(Work to complete) Where a line holds the string "content", return that line.

(Given records)
--

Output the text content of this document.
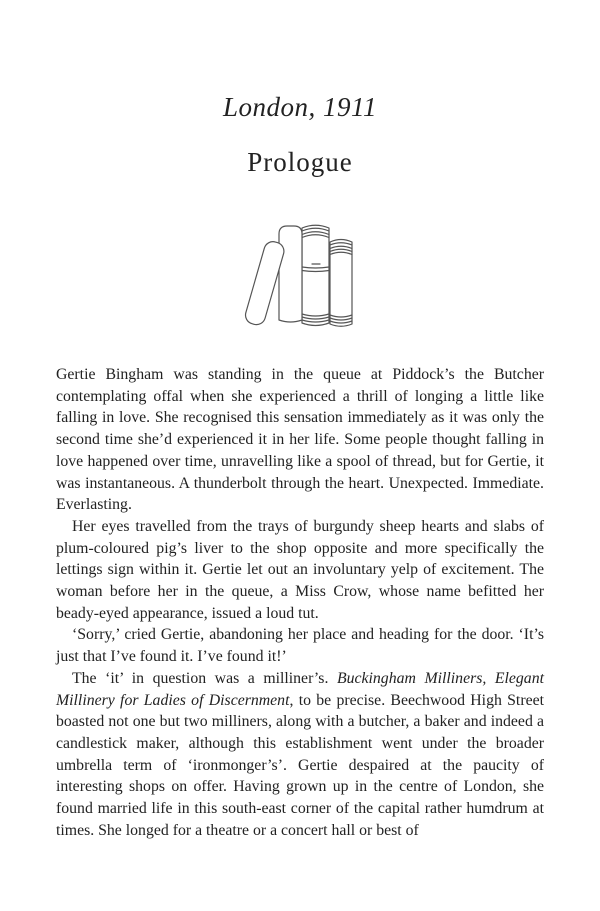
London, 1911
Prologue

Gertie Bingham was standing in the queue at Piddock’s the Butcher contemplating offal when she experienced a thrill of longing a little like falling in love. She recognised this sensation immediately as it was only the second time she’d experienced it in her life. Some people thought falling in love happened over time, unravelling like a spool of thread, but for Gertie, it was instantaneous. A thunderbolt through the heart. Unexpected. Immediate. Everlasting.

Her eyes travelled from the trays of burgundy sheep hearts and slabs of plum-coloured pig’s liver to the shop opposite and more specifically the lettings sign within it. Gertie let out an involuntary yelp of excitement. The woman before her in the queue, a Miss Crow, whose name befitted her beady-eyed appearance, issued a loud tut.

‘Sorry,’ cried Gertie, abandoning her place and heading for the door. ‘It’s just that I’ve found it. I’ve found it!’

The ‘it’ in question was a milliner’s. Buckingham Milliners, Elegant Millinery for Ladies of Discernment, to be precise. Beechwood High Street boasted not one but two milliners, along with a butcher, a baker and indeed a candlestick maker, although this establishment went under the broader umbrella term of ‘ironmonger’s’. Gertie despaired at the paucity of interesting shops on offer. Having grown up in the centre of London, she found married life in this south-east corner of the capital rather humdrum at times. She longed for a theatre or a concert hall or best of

--

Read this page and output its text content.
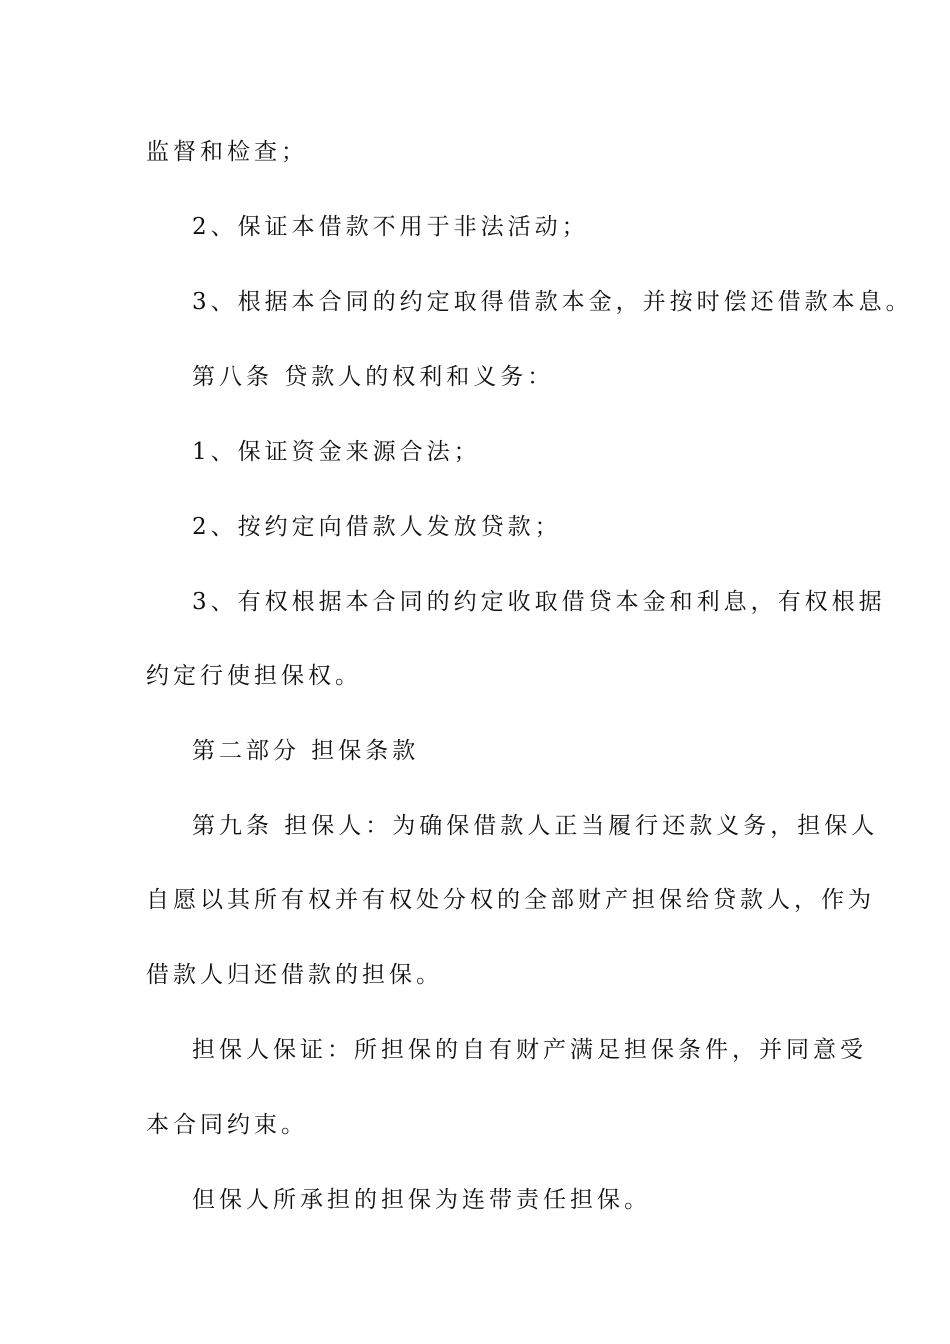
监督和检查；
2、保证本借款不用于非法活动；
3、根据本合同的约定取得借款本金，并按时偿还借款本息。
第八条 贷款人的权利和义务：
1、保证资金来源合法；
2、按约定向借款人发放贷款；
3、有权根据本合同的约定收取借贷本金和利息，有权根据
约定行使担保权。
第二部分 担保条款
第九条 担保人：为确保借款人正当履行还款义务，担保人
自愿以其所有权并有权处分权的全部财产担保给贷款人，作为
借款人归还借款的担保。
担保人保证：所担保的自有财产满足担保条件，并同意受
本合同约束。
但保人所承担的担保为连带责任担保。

--

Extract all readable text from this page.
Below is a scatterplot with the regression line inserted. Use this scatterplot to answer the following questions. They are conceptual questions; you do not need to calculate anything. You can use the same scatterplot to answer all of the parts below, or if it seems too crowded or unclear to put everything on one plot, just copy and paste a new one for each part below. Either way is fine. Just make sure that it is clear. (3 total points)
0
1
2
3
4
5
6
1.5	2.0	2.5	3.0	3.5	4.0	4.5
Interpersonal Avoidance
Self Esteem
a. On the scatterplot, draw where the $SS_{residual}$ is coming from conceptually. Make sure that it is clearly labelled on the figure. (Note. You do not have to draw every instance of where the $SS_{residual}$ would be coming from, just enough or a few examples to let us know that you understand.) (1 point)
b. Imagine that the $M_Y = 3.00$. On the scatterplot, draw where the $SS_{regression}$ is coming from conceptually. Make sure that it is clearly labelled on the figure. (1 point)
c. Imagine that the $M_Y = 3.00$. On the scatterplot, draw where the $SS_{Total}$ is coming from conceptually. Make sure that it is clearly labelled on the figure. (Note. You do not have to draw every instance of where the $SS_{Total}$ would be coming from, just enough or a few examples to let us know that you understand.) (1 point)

--

(Answer for the task)
Output the text content of this document.
Read this page and output its text content.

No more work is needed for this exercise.